* **WHAT YOU WILL DO**: Pick out each line containing the string "underlying".

Source data:
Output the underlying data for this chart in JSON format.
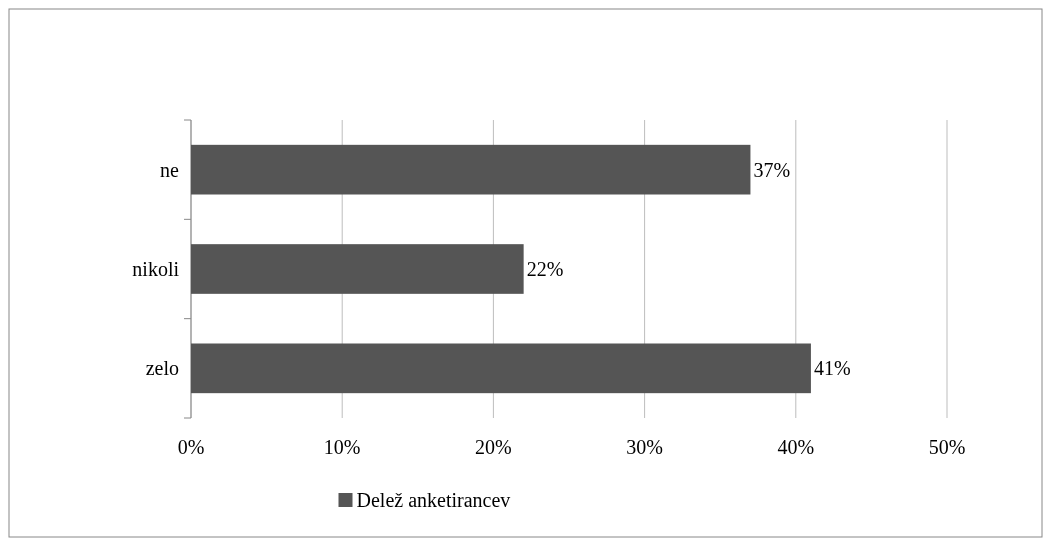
{
  "chart_data": {
    "type": "bar",
    "orientation": "horizontal",
    "categories": [
      "ne",
      "nikoli",
      "zelo"
    ],
    "series": [
      {
        "name": "Delež anketirancev",
        "color": "#555555",
        "values": [
          37,
          22,
          41
        ],
        "value_labels": [
          "37%",
          "22%",
          "41%"
        ]
      }
    ],
    "xlim": [
      0,
      50
    ],
    "xticks": [
      {
        "value": 0,
        "label": "0%"
      },
      {
        "value": 10,
        "label": "10%"
      },
      {
        "value": 20,
        "label": "20%"
      },
      {
        "value": 30,
        "label": "30%"
      },
      {
        "value": 40,
        "label": "40%"
      },
      {
        "value": 50,
        "label": "50%"
      }
    ],
    "grid": "x",
    "legend": "bottom"
  }
}
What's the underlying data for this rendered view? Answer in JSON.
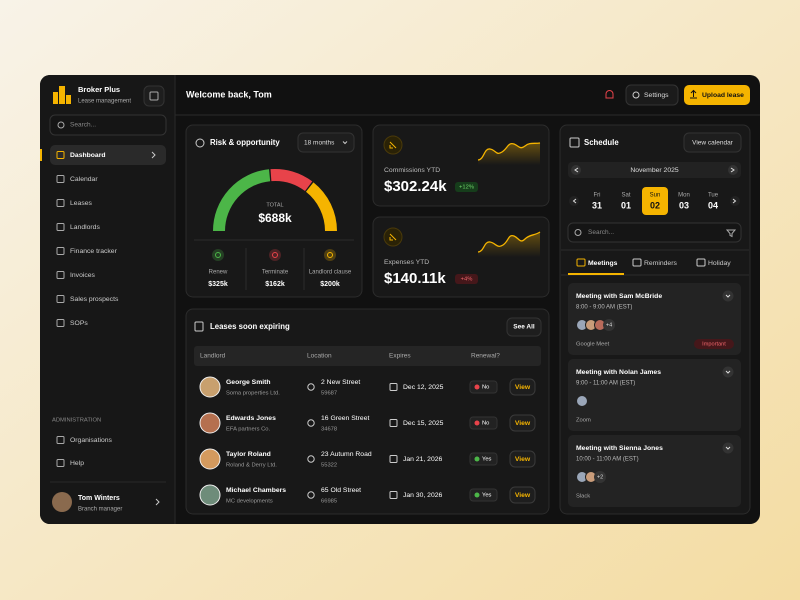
{
  "app": {
    "name": "Broker Plus",
    "subtitle": "Lease management"
  },
  "sidebar": {
    "search_placeholder": "Search...",
    "nav": [
      {
        "label": "Dashboard",
        "active": true
      },
      {
        "label": "Calendar"
      },
      {
        "label": "Leases"
      },
      {
        "label": "Landlords"
      },
      {
        "label": "Finance tracker"
      },
      {
        "label": "Invoices"
      },
      {
        "label": "Sales prospects"
      },
      {
        "label": "SOPs"
      }
    ],
    "admin_heading": "ADMINISTRATION",
    "admin": [
      "Organisations",
      "Help"
    ],
    "user": {
      "name": "Tom Winters",
      "role": "Branch manager"
    }
  },
  "header": {
    "welcome": "Welcome back, Tom",
    "settings": "Settings",
    "upload": "Upload lease"
  },
  "risk": {
    "title": "Risk & opportunity",
    "period": "18 months",
    "total_label": "TOTAL",
    "total": "$688k",
    "items": [
      {
        "label": "Renew",
        "value": 325000,
        "value_label": "$325k",
        "color": "#4cb648"
      },
      {
        "label": "Terminate",
        "value": 162000,
        "value_label": "$162k",
        "color": "#e8434a"
      },
      {
        "label": "Landlord clause",
        "value": 200000,
        "value_label": "$200k",
        "color": "#f5b400"
      }
    ]
  },
  "commissions": {
    "label": "Commissions YTD",
    "value": "$302.24k",
    "change": "+12%"
  },
  "expenses": {
    "label": "Expenses YTD",
    "value": "$140.11k",
    "change": "+4%"
  },
  "leases": {
    "title": "Leases soon expiring",
    "see_all": "See All",
    "columns": [
      "Landlord",
      "Location",
      "Expires",
      "Renewal?"
    ],
    "rows": [
      {
        "name": "George Smith",
        "company": "Soma properties Ltd.",
        "street": "2 New Street",
        "postcode": "59687",
        "expires": "Dec 12, 2025",
        "renewal": "No",
        "renewal_color": "#e8434a",
        "action": "View"
      },
      {
        "name": "Edwards Jones",
        "company": "EFA partners Co.",
        "street": "16 Green Street",
        "postcode": "34678",
        "expires": "Dec 15, 2025",
        "renewal": "No",
        "renewal_color": "#e8434a",
        "action": "View"
      },
      {
        "name": "Taylor Roland",
        "company": "Roland & Derry Ltd.",
        "street": "23 Autumn Road",
        "postcode": "55322",
        "expires": "Jan 21, 2026",
        "renewal": "Yes",
        "renewal_color": "#4cb648",
        "action": "View"
      },
      {
        "name": "Michael Chambers",
        "company": "MC developments",
        "street": "65 Old Street",
        "postcode": "66985",
        "expires": "Jan 30, 2026",
        "renewal": "Yes",
        "renewal_color": "#4cb648",
        "action": "View"
      }
    ]
  },
  "schedule": {
    "title": "Schedule",
    "view_calendar": "View calendar",
    "month": "November 2025",
    "days": [
      {
        "name": "Fri",
        "date": "31"
      },
      {
        "name": "Sat",
        "date": "01"
      },
      {
        "name": "Sun",
        "date": "02",
        "selected": true
      },
      {
        "name": "Mon",
        "date": "03"
      },
      {
        "name": "Tue",
        "date": "04"
      }
    ],
    "search_placeholder": "Search...",
    "tabs": [
      "Meetings",
      "Reminders",
      "Holiday"
    ],
    "meetings": [
      {
        "title": "Meeting with Sam McBride",
        "time": "8:00 - 9:00 AM (EST)",
        "platform": "Google Meet",
        "extra": "+4",
        "tag": "Important"
      },
      {
        "title": "Meeting with Nolan James",
        "time": "9:00 - 11:00 AM (EST)",
        "platform": "Zoom"
      },
      {
        "title": "Meeting with Sienna Jones",
        "time": "10:00 - 11:00 AM (EST)",
        "platform": "Slack",
        "extra": "+2"
      }
    ]
  }
}
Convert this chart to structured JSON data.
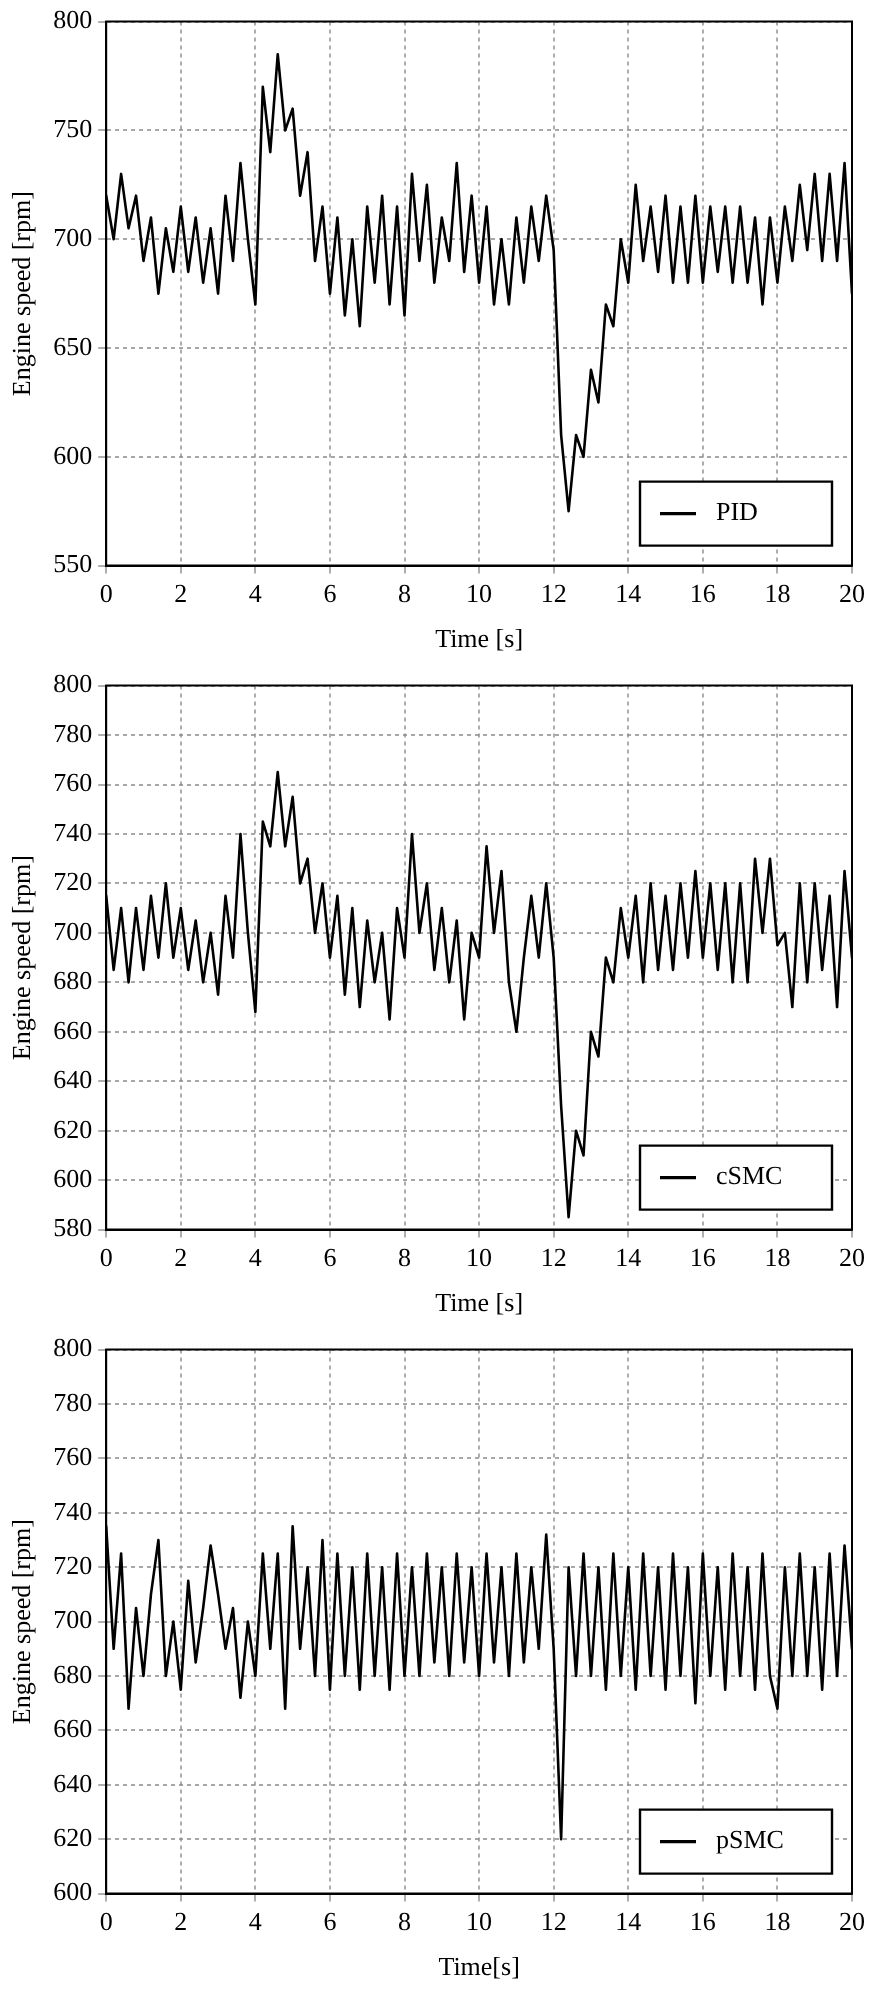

* **SOLUTION TO THE PROBLEM**:
Output the underlying data for this chart in JSON format.
What's the underlying data for this rendered view? Answer in JSON.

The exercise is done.